Listed entries
------------------------------------------------
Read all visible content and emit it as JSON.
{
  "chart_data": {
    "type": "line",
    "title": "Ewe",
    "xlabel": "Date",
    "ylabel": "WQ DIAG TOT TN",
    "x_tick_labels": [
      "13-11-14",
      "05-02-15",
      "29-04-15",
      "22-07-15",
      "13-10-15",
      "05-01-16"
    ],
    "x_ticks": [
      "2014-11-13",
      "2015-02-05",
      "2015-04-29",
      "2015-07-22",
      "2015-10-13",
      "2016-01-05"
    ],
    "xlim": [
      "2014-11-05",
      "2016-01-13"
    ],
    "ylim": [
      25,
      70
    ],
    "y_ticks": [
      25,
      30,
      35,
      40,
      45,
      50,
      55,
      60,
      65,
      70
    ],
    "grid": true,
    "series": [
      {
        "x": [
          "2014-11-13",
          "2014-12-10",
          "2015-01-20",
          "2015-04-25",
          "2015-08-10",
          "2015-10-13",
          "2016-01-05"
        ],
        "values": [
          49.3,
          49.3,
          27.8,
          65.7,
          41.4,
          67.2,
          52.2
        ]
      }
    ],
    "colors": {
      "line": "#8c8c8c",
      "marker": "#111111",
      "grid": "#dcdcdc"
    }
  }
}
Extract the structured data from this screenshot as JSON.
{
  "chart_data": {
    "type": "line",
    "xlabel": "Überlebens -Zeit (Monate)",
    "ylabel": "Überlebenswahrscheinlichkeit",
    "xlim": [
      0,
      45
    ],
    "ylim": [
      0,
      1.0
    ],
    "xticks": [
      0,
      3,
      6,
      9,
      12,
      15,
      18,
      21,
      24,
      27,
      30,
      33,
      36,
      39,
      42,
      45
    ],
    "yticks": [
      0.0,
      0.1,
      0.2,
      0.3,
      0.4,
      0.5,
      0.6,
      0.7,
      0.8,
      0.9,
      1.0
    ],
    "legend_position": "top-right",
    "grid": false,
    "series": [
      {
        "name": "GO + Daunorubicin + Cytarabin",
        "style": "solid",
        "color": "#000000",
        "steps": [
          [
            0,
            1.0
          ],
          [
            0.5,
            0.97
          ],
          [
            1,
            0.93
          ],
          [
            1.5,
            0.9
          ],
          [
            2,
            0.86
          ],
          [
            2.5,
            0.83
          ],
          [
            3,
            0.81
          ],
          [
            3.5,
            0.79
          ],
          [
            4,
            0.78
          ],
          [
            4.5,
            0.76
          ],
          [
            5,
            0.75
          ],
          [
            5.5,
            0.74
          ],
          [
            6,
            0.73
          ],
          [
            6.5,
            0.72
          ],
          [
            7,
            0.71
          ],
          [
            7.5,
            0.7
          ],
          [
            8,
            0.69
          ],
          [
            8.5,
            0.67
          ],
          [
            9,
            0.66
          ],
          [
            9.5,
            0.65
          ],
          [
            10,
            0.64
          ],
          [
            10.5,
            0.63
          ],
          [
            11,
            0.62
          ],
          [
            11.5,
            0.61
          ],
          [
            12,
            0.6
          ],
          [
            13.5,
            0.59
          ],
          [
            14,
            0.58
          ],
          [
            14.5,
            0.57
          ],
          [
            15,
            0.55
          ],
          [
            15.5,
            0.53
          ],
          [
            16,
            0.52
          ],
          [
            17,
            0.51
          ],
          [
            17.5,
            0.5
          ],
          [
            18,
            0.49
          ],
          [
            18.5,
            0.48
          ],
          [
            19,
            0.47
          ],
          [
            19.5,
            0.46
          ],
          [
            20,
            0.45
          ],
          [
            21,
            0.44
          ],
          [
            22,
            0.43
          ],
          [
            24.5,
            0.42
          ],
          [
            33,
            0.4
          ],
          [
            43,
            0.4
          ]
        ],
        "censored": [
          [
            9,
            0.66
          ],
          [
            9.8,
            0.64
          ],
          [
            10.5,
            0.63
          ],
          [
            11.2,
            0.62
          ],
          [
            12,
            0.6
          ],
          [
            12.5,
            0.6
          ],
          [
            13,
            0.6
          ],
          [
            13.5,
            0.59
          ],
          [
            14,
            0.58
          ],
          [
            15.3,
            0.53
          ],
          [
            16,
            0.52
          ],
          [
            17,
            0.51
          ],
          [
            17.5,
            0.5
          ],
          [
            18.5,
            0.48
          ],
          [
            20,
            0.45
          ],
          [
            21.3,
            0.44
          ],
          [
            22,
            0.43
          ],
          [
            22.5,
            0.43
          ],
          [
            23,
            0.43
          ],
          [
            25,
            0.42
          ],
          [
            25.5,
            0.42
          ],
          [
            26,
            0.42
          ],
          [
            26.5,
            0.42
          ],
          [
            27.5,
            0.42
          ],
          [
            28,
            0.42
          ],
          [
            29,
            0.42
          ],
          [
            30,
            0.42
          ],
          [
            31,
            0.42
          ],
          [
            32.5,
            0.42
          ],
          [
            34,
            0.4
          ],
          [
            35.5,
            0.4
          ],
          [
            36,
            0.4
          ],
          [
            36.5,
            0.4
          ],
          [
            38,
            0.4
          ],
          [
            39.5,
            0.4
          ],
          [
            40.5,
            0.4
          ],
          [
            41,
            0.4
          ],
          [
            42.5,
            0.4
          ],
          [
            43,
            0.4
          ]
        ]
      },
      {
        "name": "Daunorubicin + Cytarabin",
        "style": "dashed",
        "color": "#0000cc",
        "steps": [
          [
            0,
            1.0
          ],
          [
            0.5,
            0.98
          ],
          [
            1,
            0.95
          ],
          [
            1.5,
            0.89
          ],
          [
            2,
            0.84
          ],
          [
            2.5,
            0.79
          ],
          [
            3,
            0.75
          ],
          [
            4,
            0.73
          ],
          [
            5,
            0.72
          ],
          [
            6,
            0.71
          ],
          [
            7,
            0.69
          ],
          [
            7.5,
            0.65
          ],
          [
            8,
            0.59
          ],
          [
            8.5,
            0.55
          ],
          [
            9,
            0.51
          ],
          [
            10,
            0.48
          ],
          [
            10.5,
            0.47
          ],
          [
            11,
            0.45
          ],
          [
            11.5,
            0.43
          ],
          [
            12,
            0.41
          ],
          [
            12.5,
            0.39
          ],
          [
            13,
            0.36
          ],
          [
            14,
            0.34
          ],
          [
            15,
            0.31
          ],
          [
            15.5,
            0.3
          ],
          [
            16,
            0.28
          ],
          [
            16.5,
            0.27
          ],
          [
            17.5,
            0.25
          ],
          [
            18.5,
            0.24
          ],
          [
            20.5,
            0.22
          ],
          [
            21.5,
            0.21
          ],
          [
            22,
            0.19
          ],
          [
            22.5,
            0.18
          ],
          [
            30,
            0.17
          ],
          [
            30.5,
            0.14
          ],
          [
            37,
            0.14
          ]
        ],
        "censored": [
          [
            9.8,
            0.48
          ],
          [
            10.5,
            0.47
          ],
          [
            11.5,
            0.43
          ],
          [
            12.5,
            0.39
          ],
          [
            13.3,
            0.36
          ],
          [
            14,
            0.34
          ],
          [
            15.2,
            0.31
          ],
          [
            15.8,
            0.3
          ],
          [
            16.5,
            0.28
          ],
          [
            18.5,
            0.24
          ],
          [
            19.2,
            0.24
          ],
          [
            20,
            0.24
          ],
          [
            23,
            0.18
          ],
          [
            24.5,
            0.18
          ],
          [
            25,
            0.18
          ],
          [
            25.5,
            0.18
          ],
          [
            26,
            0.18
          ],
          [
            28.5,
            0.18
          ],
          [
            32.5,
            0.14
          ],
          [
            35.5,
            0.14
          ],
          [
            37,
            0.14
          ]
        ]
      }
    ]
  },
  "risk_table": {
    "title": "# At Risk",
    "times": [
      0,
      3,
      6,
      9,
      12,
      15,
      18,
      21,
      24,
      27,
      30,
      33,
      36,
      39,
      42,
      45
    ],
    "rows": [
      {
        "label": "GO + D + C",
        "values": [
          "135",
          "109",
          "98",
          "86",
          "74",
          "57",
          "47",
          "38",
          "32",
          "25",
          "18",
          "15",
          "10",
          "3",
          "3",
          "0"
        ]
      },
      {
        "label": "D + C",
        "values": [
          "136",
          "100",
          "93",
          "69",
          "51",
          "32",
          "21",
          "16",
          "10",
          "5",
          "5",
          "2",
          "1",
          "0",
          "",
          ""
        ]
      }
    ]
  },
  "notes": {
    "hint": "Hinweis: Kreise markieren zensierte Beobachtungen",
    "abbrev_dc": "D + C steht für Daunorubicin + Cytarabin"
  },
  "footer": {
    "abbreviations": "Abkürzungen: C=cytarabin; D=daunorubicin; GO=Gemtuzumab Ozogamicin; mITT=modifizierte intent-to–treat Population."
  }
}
------------------------------------------------
Determine how many lines of the listing above hold the word "ylabel". Report that number without anything else.

Output of the exercise
2